__Problem to work on__. Repeat the lines of the listing below exactly, starting at the line that contains "Convert this document image to plain text." and running through the last line, both included, and only those.

__Material supplied__.
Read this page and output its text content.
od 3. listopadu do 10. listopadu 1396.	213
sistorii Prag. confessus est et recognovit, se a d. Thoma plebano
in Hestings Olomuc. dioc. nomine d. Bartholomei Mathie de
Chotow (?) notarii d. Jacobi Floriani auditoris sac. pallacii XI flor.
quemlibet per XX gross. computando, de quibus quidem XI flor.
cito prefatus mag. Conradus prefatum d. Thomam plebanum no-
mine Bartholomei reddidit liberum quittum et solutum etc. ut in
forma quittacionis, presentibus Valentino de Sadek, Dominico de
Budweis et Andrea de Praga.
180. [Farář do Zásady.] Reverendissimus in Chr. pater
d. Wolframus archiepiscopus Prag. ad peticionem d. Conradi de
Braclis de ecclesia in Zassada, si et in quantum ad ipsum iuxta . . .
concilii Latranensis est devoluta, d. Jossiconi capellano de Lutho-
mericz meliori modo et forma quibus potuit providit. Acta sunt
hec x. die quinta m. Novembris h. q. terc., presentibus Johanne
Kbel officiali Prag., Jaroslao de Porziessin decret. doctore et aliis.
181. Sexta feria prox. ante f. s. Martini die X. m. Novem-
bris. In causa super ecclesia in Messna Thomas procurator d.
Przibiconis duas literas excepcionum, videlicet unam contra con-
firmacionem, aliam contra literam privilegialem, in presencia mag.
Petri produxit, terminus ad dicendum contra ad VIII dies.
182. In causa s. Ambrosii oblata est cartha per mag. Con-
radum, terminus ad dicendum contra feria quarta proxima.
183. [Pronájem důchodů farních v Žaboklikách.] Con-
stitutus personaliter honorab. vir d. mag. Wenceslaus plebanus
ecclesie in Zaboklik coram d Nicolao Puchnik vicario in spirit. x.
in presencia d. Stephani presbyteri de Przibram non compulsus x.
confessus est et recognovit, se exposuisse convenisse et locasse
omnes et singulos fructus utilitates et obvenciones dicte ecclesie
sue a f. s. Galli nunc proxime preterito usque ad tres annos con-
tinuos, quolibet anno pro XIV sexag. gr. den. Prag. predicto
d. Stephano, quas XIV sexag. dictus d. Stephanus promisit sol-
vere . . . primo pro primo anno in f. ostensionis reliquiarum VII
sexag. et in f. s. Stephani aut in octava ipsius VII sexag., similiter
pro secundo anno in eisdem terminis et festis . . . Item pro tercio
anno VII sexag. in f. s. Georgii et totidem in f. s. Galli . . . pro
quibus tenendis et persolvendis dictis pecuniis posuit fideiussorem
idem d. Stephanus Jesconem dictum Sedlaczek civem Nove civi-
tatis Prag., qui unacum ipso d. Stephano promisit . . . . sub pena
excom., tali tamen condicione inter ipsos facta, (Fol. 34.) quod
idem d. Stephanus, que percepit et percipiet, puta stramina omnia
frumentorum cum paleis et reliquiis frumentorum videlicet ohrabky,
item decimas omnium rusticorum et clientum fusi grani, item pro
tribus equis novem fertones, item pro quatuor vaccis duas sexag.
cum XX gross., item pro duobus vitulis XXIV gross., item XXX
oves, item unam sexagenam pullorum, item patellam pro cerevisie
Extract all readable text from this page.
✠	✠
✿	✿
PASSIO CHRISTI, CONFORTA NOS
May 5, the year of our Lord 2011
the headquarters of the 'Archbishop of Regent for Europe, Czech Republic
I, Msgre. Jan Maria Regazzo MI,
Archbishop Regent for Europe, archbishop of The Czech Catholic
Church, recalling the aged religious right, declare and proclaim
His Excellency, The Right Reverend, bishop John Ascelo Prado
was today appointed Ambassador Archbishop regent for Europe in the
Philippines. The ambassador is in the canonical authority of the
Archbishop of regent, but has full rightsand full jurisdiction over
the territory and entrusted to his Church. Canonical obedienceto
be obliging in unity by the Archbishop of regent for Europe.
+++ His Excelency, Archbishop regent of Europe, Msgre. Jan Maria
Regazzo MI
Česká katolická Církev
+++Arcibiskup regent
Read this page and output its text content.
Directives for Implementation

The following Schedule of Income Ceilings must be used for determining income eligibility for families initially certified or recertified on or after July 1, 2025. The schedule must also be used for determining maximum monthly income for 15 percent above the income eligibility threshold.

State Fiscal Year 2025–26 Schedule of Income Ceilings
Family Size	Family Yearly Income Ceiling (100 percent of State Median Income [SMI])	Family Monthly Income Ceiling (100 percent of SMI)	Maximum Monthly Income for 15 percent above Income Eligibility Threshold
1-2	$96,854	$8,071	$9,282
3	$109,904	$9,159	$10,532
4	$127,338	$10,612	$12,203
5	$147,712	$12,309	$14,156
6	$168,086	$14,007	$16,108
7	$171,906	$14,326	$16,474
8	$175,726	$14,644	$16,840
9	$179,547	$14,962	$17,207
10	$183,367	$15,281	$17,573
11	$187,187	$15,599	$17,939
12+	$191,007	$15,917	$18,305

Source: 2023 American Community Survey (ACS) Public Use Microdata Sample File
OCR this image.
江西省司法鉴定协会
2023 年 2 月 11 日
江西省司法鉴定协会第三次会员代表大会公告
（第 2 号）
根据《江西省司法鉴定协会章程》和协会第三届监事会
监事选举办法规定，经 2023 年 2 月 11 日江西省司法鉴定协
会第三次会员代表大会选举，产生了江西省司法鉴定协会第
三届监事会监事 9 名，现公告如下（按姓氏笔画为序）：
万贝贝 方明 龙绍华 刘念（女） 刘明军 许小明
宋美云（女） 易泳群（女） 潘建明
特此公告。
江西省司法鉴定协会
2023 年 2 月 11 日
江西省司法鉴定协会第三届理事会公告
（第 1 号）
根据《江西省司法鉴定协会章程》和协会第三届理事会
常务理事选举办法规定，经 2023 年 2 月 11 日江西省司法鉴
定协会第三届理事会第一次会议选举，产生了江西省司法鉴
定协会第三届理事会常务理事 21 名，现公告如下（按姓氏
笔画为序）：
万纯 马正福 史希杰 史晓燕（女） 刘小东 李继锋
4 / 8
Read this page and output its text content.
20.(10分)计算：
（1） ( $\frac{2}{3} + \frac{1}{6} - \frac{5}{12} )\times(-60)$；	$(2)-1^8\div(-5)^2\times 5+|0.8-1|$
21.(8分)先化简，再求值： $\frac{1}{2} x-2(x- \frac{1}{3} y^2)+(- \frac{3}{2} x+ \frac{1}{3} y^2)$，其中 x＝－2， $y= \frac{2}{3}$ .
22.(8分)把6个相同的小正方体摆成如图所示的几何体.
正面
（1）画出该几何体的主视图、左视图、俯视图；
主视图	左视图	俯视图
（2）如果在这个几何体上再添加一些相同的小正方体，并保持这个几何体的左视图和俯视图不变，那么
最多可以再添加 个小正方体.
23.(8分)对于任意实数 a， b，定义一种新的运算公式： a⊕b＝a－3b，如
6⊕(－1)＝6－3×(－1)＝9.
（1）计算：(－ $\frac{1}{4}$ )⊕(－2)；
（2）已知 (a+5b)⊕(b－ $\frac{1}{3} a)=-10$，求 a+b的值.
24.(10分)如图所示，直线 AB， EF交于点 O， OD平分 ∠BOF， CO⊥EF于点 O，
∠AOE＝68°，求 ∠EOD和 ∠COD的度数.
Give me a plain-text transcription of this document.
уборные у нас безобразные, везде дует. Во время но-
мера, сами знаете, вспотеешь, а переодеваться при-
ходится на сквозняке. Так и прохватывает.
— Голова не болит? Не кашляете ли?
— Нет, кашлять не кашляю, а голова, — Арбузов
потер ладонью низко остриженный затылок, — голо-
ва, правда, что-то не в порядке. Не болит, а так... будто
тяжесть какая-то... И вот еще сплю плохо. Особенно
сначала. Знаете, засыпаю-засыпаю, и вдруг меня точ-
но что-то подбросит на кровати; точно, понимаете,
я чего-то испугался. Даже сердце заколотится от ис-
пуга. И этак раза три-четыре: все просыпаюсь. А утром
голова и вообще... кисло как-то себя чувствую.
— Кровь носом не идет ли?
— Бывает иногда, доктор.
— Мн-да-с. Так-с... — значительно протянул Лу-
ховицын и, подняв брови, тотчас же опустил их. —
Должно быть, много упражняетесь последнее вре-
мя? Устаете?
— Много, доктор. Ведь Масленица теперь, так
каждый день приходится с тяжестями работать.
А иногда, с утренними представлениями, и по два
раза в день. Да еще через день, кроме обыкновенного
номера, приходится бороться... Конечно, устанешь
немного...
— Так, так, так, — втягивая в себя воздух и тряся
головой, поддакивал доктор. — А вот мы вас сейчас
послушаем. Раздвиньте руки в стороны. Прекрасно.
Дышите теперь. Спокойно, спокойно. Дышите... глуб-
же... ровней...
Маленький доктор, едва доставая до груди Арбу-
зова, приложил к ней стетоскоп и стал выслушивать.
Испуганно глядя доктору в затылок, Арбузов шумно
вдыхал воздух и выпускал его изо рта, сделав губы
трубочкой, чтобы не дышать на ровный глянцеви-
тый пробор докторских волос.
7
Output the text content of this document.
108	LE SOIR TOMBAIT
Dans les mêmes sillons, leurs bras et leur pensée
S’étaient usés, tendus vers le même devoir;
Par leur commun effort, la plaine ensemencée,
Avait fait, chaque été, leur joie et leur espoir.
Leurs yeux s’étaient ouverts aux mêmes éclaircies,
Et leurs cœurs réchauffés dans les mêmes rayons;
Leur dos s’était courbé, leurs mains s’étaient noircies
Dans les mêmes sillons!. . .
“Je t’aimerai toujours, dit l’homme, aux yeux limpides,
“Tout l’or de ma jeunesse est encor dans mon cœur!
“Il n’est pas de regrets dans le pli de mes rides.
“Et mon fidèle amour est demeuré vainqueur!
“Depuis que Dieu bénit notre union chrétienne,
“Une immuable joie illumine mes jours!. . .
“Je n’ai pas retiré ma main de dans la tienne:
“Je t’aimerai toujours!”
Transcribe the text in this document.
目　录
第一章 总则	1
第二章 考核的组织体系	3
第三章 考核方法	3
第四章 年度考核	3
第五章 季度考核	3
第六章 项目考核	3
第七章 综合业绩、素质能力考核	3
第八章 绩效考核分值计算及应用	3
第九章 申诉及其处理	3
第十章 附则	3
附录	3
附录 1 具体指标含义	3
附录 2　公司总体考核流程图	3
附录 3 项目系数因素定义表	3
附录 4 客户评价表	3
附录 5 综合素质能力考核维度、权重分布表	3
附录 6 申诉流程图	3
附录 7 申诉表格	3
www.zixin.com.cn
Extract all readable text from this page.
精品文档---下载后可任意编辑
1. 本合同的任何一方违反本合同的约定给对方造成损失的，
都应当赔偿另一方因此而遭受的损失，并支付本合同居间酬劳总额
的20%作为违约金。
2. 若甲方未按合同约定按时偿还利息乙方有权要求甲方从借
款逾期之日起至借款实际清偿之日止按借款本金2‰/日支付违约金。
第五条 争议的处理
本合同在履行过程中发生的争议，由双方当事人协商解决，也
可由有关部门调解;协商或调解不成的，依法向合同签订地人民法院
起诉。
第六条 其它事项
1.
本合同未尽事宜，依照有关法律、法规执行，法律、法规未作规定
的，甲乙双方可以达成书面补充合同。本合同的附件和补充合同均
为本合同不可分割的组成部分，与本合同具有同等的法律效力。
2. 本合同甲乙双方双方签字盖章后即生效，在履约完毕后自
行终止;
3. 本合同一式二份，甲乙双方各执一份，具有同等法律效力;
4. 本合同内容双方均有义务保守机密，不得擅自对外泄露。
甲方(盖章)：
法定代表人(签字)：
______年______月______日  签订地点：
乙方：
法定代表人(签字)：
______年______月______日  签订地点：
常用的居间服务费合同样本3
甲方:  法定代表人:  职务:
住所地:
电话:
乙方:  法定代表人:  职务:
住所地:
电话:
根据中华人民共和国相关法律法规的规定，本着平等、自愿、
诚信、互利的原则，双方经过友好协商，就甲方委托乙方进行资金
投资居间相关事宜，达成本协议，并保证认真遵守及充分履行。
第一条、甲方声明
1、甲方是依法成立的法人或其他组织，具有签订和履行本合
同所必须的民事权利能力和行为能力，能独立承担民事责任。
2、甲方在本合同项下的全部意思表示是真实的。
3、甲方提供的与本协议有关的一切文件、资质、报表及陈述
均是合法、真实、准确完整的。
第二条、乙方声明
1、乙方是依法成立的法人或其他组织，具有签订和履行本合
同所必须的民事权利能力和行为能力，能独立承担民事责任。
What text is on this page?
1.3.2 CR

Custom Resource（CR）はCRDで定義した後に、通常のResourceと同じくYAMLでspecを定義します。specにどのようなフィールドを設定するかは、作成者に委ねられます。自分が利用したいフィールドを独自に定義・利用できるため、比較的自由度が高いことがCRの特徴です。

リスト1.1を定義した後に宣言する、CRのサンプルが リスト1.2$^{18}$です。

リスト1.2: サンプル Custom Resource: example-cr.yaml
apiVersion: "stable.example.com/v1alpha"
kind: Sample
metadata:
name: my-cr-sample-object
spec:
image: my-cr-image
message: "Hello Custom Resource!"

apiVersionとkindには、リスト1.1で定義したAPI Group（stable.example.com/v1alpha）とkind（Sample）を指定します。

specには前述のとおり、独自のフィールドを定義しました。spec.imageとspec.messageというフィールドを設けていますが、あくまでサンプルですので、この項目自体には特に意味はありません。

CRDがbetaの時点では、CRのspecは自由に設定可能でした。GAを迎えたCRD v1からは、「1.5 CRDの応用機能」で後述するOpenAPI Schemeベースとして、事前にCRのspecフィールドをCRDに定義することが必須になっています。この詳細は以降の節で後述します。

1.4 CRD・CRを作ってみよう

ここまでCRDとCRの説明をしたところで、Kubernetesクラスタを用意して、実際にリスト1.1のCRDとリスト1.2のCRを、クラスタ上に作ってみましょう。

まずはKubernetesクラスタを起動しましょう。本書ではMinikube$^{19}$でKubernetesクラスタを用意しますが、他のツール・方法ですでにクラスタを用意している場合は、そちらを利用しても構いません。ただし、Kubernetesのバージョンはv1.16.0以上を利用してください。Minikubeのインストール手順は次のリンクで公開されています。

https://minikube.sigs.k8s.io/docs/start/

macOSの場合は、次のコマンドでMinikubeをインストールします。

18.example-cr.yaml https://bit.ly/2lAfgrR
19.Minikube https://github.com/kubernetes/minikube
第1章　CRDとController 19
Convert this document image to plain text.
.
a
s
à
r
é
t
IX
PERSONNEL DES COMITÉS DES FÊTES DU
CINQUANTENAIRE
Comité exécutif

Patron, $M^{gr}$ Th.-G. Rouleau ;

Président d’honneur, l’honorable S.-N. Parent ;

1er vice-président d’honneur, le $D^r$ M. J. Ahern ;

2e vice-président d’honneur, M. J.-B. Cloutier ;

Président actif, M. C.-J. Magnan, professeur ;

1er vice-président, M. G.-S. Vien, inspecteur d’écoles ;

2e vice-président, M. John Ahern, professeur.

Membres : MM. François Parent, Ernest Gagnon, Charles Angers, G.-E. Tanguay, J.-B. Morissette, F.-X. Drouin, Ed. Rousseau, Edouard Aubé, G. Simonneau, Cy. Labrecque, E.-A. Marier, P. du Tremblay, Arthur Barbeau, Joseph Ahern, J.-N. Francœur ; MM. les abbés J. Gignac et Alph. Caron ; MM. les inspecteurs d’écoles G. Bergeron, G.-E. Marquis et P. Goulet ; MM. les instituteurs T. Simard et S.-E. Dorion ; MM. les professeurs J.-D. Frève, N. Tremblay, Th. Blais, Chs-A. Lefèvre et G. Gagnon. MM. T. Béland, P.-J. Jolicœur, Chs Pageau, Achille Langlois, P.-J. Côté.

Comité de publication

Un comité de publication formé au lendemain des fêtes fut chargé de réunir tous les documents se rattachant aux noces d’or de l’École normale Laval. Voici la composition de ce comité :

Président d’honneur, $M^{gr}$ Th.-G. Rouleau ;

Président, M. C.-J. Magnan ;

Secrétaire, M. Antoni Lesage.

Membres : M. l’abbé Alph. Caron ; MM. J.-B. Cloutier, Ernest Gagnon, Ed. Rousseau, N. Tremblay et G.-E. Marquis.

__Worked answer__.
Convert this document image to plain text.
.
a
s
à
r
é
t
IX
PERSONNEL DES COMITÉS DES FÊTES DU
CINQUANTENAIRE
Comité exécutif

Patron, $M^{gr}$ Th.-G. Rouleau ;

Président d’honneur, l’honorable S.-N. Parent ;

1er vice-président d’honneur, le $D^r$ M. J. Ahern ;

2e vice-président d’honneur, M. J.-B. Cloutier ;

Président actif, M. C.-J. Magnan, professeur ;

1er vice-président, M. G.-S. Vien, inspecteur d’écoles ;

2e vice-président, M. John Ahern, professeur.

Membres : MM. François Parent, Ernest Gagnon, Charles Angers, G.-E. Tanguay, J.-B. Morissette, F.-X. Drouin, Ed. Rousseau, Edouard Aubé, G. Simonneau, Cy. Labrecque, E.-A. Marier, P. du Tremblay, Arthur Barbeau, Joseph Ahern, J.-N. Francœur ; MM. les abbés J. Gignac et Alph. Caron ; MM. les inspecteurs d’écoles G. Bergeron, G.-E. Marquis et P. Goulet ; MM. les instituteurs T. Simard et S.-E. Dorion ; MM. les professeurs J.-D. Frève, N. Tremblay, Th. Blais, Chs-A. Lefèvre et G. Gagnon. MM. T. Béland, P.-J. Jolicœur, Chs Pageau, Achille Langlois, P.-J. Côté.

Comité de publication

Un comité de publication formé au lendemain des fêtes fut chargé de réunir tous les documents se rattachant aux noces d’or de l’École normale Laval. Voici la composition de ce comité :

Président d’honneur, $M^{gr}$ Th.-G. Rouleau ;

Président, M. C.-J. Magnan ;

Secrétaire, M. Antoni Lesage.

Membres : M. l’abbé Alph. Caron ; MM. J.-B. Cloutier, Ernest Gagnon, Ed. Rousseau, N. Tremblay et G.-E. Marquis.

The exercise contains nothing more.